INFORMATION GIVEN:
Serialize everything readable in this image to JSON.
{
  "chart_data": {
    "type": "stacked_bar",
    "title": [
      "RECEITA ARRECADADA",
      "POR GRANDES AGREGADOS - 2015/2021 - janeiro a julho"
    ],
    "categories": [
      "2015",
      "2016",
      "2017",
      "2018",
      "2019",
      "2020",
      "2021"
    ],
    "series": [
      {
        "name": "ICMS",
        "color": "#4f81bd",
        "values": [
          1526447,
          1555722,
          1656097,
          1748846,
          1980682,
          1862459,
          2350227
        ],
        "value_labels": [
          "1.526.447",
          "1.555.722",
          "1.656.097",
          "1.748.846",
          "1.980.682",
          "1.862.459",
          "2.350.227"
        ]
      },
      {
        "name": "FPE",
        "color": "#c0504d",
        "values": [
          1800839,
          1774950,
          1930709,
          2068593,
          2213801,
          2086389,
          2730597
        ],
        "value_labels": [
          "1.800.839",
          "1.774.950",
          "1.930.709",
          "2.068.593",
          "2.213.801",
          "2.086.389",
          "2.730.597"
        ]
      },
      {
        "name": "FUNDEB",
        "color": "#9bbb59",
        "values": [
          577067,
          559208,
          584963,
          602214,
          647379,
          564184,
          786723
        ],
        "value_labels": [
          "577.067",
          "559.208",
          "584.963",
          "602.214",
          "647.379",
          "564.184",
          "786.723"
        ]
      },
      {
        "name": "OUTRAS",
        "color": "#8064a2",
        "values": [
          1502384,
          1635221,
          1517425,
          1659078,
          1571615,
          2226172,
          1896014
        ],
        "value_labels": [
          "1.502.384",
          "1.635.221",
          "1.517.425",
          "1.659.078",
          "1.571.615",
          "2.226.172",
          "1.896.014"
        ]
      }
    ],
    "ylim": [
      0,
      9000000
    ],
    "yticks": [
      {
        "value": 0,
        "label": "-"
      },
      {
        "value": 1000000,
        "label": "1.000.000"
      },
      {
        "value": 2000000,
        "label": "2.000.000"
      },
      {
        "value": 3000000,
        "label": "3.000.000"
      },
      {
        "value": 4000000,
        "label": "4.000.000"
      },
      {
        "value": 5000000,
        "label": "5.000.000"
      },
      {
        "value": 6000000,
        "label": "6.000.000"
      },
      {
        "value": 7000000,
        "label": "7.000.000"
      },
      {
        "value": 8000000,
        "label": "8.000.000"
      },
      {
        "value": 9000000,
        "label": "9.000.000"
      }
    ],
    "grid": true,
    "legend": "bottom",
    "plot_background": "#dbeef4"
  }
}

YOUR GOAL:
Your task is to gather every line with the word "color" and copy it.

SOLUTION FOR THIS EXERCISE:
        "color": "#4f81bd",
        "color": "#c0504d",
        "color": "#9bbb59",
        "color": "#8064a2",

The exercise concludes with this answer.